>> BEGIN THE DATA

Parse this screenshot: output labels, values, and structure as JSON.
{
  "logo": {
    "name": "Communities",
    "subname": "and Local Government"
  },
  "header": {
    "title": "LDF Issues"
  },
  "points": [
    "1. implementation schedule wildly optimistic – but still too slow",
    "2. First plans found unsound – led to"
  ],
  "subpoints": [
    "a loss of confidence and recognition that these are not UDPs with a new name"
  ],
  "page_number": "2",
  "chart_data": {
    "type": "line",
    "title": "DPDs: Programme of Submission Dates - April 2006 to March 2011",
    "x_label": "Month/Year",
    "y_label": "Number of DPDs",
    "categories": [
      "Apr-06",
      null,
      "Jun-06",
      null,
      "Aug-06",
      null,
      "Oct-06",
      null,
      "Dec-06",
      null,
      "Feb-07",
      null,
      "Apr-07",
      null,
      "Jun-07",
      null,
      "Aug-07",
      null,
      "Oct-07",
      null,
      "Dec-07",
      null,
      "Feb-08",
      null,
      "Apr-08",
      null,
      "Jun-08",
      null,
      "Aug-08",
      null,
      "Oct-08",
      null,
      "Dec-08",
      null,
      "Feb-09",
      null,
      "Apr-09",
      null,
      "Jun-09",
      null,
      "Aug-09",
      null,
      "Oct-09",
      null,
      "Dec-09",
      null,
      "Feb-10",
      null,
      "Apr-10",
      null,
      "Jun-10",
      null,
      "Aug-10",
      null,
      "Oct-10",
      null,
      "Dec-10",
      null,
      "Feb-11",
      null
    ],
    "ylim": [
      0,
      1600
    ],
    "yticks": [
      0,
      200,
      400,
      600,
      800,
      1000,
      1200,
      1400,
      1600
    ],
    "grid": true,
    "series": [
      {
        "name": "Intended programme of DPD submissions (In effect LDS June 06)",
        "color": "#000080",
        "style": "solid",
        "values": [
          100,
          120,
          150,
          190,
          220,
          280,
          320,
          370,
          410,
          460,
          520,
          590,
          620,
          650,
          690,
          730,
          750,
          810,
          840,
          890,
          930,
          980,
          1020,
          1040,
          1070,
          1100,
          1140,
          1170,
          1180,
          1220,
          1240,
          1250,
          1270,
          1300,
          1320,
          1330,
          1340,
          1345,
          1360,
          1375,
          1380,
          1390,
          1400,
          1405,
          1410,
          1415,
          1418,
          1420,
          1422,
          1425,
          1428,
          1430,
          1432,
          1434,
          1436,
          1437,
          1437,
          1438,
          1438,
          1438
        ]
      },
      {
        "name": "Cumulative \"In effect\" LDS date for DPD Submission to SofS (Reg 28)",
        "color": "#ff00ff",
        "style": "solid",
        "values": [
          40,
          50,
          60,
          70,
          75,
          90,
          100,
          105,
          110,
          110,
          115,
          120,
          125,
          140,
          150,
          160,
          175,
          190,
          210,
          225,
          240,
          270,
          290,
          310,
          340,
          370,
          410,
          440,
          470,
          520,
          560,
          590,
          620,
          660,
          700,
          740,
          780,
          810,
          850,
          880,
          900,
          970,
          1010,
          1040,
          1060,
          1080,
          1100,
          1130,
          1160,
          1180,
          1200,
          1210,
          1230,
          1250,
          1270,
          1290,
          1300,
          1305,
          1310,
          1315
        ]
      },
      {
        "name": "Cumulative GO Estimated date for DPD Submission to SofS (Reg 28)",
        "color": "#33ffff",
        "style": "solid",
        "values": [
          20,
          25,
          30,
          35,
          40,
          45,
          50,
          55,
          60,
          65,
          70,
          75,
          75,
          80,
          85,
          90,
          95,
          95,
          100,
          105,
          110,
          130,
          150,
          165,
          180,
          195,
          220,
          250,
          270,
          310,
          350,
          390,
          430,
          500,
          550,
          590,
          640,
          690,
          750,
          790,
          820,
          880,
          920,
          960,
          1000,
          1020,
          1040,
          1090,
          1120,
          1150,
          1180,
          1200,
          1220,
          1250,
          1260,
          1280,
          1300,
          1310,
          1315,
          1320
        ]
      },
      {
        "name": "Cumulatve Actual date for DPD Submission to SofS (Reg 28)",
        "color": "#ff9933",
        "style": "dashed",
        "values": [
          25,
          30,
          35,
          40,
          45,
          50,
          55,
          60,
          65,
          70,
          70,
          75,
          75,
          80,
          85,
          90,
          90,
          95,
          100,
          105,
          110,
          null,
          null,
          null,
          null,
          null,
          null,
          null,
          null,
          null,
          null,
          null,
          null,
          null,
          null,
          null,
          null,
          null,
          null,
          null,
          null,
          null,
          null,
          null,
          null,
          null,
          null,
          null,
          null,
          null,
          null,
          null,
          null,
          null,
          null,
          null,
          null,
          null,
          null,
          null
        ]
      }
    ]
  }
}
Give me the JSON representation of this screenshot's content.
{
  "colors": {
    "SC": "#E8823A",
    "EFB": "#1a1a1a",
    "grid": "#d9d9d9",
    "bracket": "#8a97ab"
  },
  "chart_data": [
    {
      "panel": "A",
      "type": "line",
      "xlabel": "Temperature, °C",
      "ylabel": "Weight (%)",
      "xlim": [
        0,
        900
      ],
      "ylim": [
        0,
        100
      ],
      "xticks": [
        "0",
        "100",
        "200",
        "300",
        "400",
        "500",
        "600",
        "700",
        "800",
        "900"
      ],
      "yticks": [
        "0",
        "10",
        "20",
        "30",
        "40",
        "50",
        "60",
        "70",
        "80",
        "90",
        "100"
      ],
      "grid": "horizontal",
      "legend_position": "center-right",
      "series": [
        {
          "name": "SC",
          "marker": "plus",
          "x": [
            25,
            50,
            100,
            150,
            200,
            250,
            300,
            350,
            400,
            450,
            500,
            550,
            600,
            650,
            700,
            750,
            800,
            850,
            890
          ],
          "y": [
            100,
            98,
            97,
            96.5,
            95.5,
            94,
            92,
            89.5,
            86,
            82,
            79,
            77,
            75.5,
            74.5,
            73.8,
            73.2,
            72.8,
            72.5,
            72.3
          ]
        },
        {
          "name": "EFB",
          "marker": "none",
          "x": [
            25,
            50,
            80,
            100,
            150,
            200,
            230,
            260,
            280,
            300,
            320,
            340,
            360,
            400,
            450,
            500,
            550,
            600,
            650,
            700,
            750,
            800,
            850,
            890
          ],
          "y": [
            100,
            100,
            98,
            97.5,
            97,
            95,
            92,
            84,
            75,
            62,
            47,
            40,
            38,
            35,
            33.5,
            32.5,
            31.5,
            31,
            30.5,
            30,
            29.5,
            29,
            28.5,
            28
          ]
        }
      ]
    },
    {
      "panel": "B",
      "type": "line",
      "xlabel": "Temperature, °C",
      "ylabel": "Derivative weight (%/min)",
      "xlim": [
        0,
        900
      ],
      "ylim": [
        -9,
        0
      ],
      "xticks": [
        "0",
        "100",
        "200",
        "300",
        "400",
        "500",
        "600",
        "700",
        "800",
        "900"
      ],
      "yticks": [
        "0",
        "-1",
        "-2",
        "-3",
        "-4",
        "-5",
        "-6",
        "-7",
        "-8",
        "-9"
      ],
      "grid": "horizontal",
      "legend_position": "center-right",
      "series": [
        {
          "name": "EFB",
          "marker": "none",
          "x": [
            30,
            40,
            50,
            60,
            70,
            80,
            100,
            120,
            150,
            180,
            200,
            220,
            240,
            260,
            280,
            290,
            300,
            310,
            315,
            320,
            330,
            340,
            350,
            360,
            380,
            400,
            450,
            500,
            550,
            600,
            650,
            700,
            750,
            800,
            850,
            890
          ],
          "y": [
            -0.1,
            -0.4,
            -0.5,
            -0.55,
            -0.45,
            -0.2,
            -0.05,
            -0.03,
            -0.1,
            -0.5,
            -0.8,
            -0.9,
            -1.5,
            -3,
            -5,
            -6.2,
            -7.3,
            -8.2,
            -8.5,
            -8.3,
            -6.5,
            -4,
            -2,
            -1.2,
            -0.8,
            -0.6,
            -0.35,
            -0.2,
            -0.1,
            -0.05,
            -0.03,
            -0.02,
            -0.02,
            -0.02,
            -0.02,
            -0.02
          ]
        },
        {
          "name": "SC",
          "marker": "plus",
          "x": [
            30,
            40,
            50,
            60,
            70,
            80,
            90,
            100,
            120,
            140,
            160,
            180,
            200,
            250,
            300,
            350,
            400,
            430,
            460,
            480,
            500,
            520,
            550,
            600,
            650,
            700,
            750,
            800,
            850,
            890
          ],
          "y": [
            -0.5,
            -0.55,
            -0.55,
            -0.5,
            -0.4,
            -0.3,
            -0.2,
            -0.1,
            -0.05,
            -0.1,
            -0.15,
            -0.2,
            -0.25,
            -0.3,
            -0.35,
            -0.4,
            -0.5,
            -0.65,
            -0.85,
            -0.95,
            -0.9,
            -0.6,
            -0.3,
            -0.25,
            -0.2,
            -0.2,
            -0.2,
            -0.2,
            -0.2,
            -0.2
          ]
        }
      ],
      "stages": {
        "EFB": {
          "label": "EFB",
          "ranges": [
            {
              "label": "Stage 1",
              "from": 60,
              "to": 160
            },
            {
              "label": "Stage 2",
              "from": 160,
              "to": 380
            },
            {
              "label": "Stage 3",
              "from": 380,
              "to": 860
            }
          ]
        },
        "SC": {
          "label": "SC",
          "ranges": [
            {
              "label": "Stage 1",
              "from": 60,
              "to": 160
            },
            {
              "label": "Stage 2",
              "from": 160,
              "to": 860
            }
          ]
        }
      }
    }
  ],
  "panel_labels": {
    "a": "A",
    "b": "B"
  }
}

>> END THE DATA

__WHAT THE TASK ASKS__. Go through the records and show every line with the string "SofS" in it.

__REPLY TO THE EXERCISE__.
        "name": "Cumulative \"In effect\" LDS date for DPD Submission to SofS (Reg 28)",
        "name": "Cumulative GO Estimated date for DPD Submission to SofS (Reg 28)",
        "name": "Cumulatve Actual date for DPD Submission to SofS (Reg 28)",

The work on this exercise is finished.